### DIRECTIONS
Set all the material down again unchanged, without the pictures.

### MATERIAL TO PROCESS
* Begin *
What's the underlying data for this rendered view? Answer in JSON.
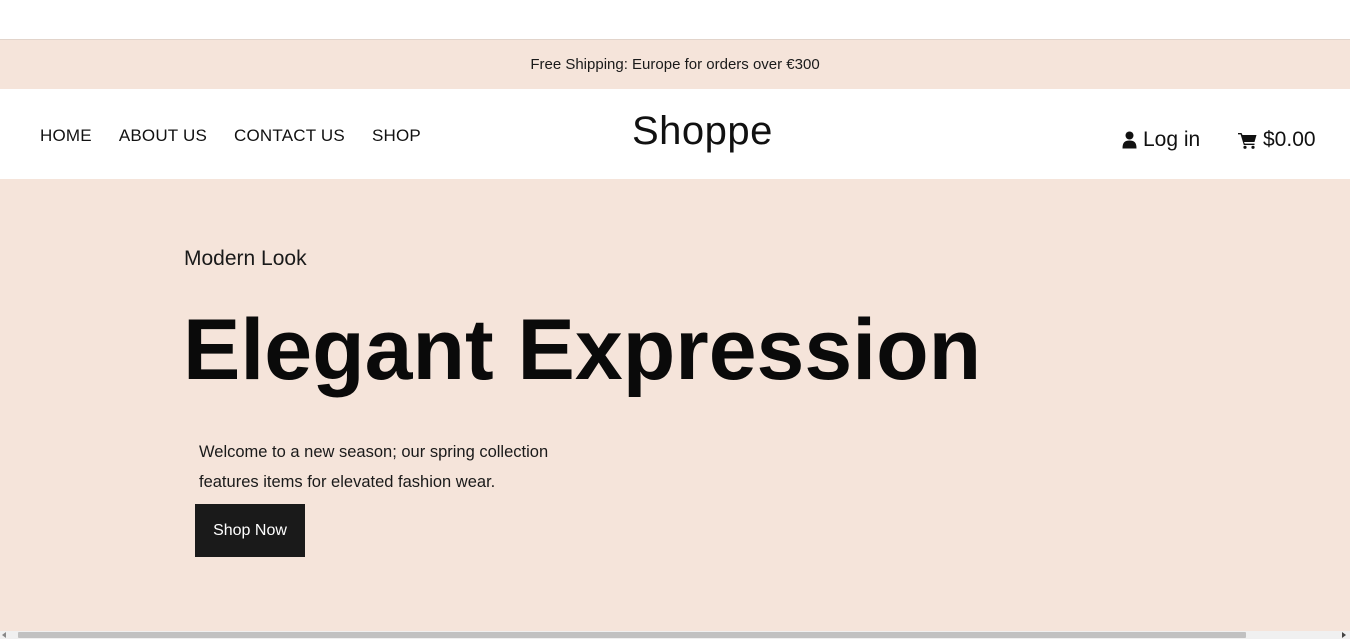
{
  "announcement": {
    "text": "Free Shipping: Europe for orders over €300"
  },
  "nav": {
    "items": [
      {
        "label": "HOME"
      },
      {
        "label": "ABOUT US"
      },
      {
        "label": "CONTACT US"
      },
      {
        "label": "SHOP"
      }
    ]
  },
  "brand": {
    "logo_text": "Shoppe"
  },
  "account": {
    "login_label": "Log in",
    "login_icon": "user-icon"
  },
  "cart": {
    "total": "$0.00",
    "icon": "cart-icon"
  },
  "hero": {
    "eyebrow": "Modern Look",
    "headline": "Elegant Expression",
    "description": "Welcome to a new season; our spring collection features items for elevated fashion wear.",
    "cta_label": "Shop Now"
  },
  "colors": {
    "accent_background": "#f5e4da",
    "button_background": "#1a1a1a",
    "text": "#111111"
  }
}
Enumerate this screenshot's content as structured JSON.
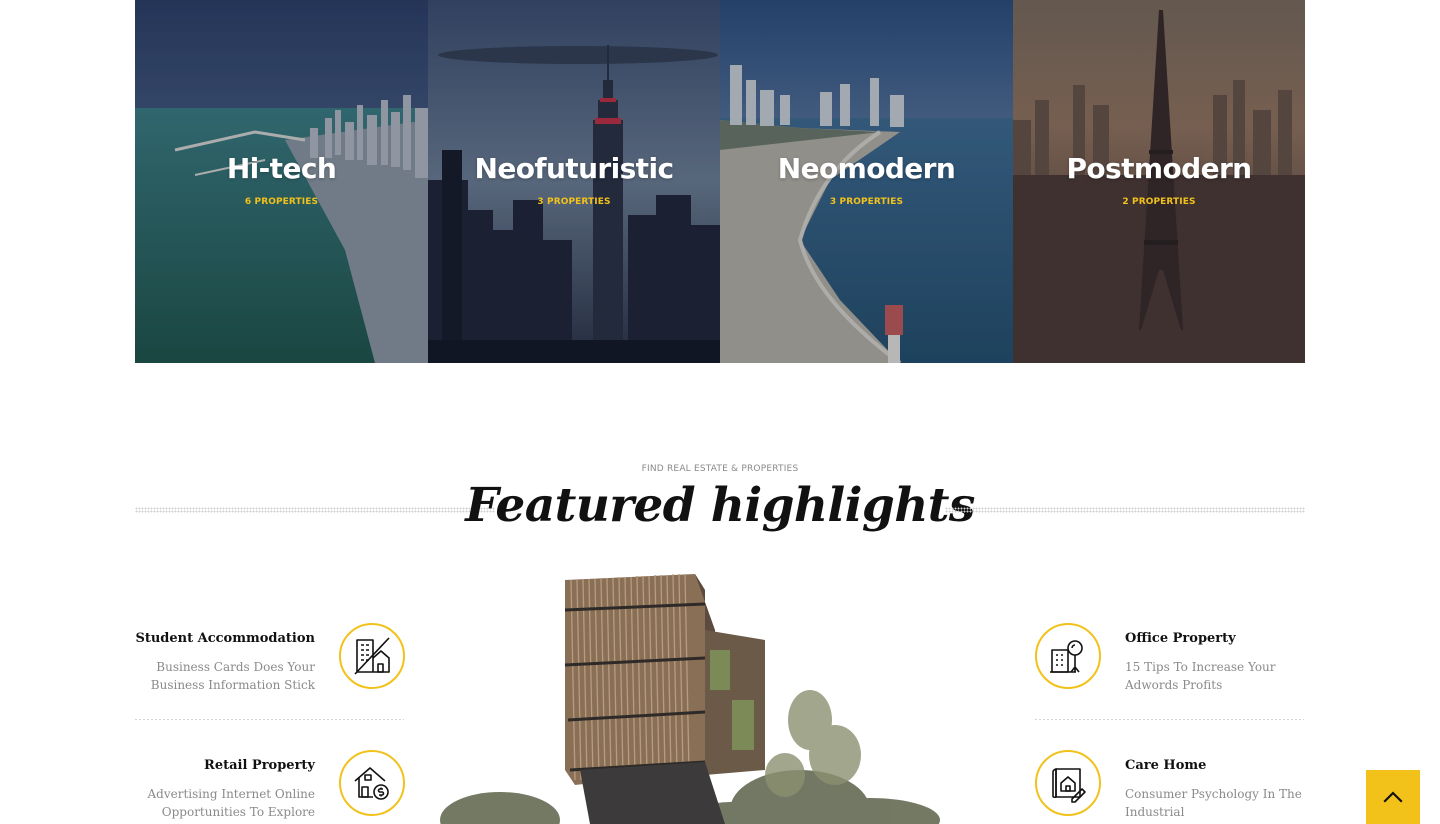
{
  "categories": [
    {
      "title": "Hi-tech",
      "count": "6 PROPERTIES",
      "image": "chicago-lakefront-skyline"
    },
    {
      "title": "Neofuturistic",
      "count": "3 PROPERTIES",
      "image": "new-york-empire-state-skyline"
    },
    {
      "title": "Neomodern",
      "count": "3 PROPERTIES",
      "image": "miami-beach-shoreline"
    },
    {
      "title": "Postmodern",
      "count": "2 PROPERTIES",
      "image": "paris-eiffel-tower-skyline"
    }
  ],
  "featured": {
    "eyebrow": "FIND REAL ESTATE & PROPERTIES",
    "title": "Featured highlights",
    "items": [
      {
        "title": "Student Accommodation",
        "description": "Business Cards Does Your Business Information Stick",
        "icon": "apartment-building-icon"
      },
      {
        "title": "Office Property",
        "description": "15 Tips To Increase Your Adwords Profits",
        "icon": "office-search-icon"
      },
      {
        "title": "Retail Property",
        "description": "Advertising Internet Online Opportunities To Explore",
        "icon": "house-money-icon"
      },
      {
        "title": "Care Home",
        "description": "Consumer Psychology In The Industrial",
        "icon": "house-plan-icon"
      }
    ],
    "image": "modern-tower-illustration"
  },
  "scroll_top": {
    "icon": "chevron-up-icon"
  },
  "colors": {
    "accent": "#f2c21b",
    "heading": "#111111",
    "muted": "#8a8a8a"
  }
}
* End *
### FULL RESPONSE
What's the underlying data for this rendered view? Answer in JSON.
{
  "announcement": {
    "text": "Free Shipping: Europe for orders over €300"
  },
  "nav": {
    "items": [
      {
        "label": "HOME"
      },
      {
        "label": "ABOUT US"
      },
      {
        "label": "CONTACT US"
      },
      {
        "label": "SHOP"
      }
    ]
  },
  "brand": {
    "logo_text": "Shoppe"
  },
  "account": {
    "login_label": "Log in",
    "login_icon": "user-icon"
  },
  "cart": {
    "total": "$0.00",
    "icon": "cart-icon"
  },
  "hero": {
    "eyebrow": "Modern Look",
    "headline": "Elegant Expression",
    "description": "Welcome to a new season; our spring collection features items for elevated fashion wear.",
    "cta_label": "Shop Now"
  },
  "colors": {
    "accent_background": "#f5e4da",
    "button_background": "#1a1a1a",
    "text": "#111111"
  }
}
Enumerate this screenshot's content as structured JSON.
{
  "categories": [
    {
      "title": "Hi-tech",
      "count": "6 PROPERTIES",
      "image": "chicago-lakefront-skyline"
    },
    {
      "title": "Neofuturistic",
      "count": "3 PROPERTIES",
      "image": "new-york-empire-state-skyline"
    },
    {
      "title": "Neomodern",
      "count": "3 PROPERTIES",
      "image": "miami-beach-shoreline"
    },
    {
      "title": "Postmodern",
      "count": "2 PROPERTIES",
      "image": "paris-eiffel-tower-skyline"
    }
  ],
  "featured": {
    "eyebrow": "FIND REAL ESTATE & PROPERTIES",
    "title": "Featured highlights",
    "items": [
      {
        "title": "Student Accommodation",
        "description": "Business Cards Does Your Business Information Stick",
        "icon": "apartment-building-icon"
      },
      {
        "title": "Office Property",
        "description": "15 Tips To Increase Your Adwords Profits",
        "icon": "office-search-icon"
      },
      {
        "title": "Retail Property",
        "description": "Advertising Internet Online Opportunities To Explore",
        "icon": "house-money-icon"
      },
      {
        "title": "Care Home",
        "description": "Consumer Psychology In The Industrial",
        "icon": "house-plan-icon"
      }
    ],
    "image": "modern-tower-illustration"
  },
  "scroll_top": {
    "icon": "chevron-up-icon"
  },
  "colors": {
    "accent": "#f2c21b",
    "heading": "#111111",
    "muted": "#8a8a8a"
  }
}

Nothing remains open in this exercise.